● Directions for this task
Collect each line of the entries that holds the string "data".

● Material provided
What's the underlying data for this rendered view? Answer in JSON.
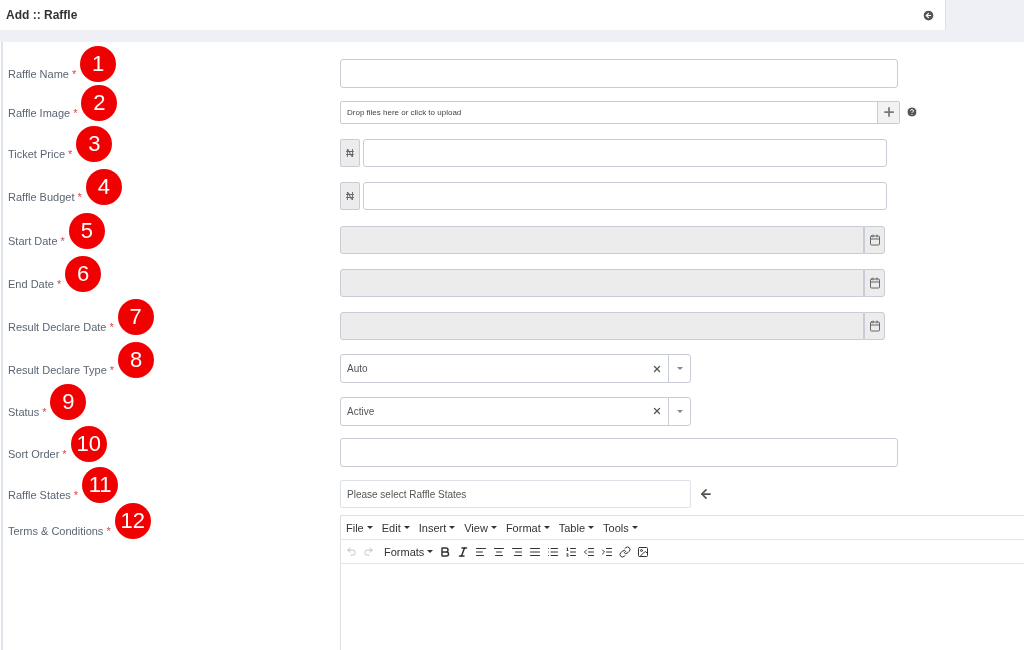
{
  "header": {
    "title": "Add :: Raffle"
  },
  "fields": [
    {
      "label": "Raffle Name",
      "required_mark": "*",
      "marker": "1",
      "kind": "text"
    },
    {
      "label": "Raffle Image",
      "required_mark": "*",
      "marker": "2",
      "kind": "upload",
      "placeholder": "Drop files here or click to upload"
    },
    {
      "label": "Ticket Price",
      "required_mark": "*",
      "marker": "3",
      "kind": "currency",
      "addon": "₦"
    },
    {
      "label": "Raffle Budget",
      "required_mark": "*",
      "marker": "4",
      "kind": "currency",
      "addon": "₦"
    },
    {
      "label": "Start Date",
      "required_mark": "*",
      "marker": "5",
      "kind": "date",
      "disabled": true
    },
    {
      "label": "End Date",
      "required_mark": "*",
      "marker": "6",
      "kind": "date",
      "disabled": true
    },
    {
      "label": "Result Declare Date",
      "required_mark": "*",
      "marker": "7",
      "kind": "date",
      "disabled": true
    },
    {
      "label": "Result Declare Type",
      "required_mark": "*",
      "marker": "8",
      "kind": "select",
      "value": "Auto"
    },
    {
      "label": "Status",
      "required_mark": "*",
      "marker": "9",
      "kind": "select",
      "value": "Active"
    },
    {
      "label": "Sort Order",
      "required_mark": "*",
      "marker": "10",
      "kind": "text"
    },
    {
      "label": "Raffle States",
      "required_mark": "*",
      "marker": "11",
      "kind": "tags",
      "placeholder": "Please select Raffle States"
    },
    {
      "label": "Terms & Conditions",
      "required_mark": "*",
      "marker": "12",
      "kind": "editor",
      "menus": [
        "File",
        "Edit",
        "Insert",
        "View",
        "Format",
        "Table",
        "Tools"
      ],
      "formats": "Formats"
    }
  ]
}
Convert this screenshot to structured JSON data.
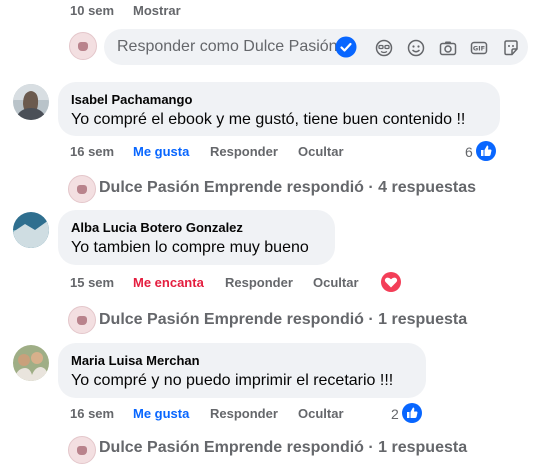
{
  "top_actions": {
    "time": "10 sem",
    "show": "Mostrar"
  },
  "reply_box": {
    "placeholder": "Responder como Dulce Pasión"
  },
  "comments": [
    {
      "author": "Isabel Pachamango",
      "text": "Yo compré el ebook y me gustó, tiene buen contenido !!",
      "time": "16 sem",
      "reaction_label": "Me gusta",
      "reply": "Responder",
      "hide": "Ocultar",
      "reaction_count": "6",
      "page_reply": "Dulce Pasión Emprende respondió · 4 respuestas"
    },
    {
      "author": "Alba Lucia Botero Gonzalez",
      "text": "Yo tambien lo compre muy bueno",
      "time": "15 sem",
      "reaction_label": "Me encanta",
      "reply": "Responder",
      "hide": "Ocultar",
      "reaction_count": "",
      "page_reply": "Dulce Pasión Emprende respondió · 1 respuesta"
    },
    {
      "author": "Maria Luisa Merchan",
      "text": "Yo compré y no puedo imprimir el recetario !!!",
      "time": "16 sem",
      "reaction_label": "Me gusta",
      "reply": "Responder",
      "hide": "Ocultar",
      "reaction_count": "2",
      "page_reply": "Dulce Pasión Emprende respondió · 1 respuesta"
    }
  ],
  "colors": {
    "like_blue": "#0866ff",
    "love_red": "#e41e3f",
    "muted": "#65676b",
    "bubble": "#f0f2f5"
  }
}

● Result of the task
What's the underlying data for this rendered view? Answer in JSON.
Convert this screenshot to structured JSON data.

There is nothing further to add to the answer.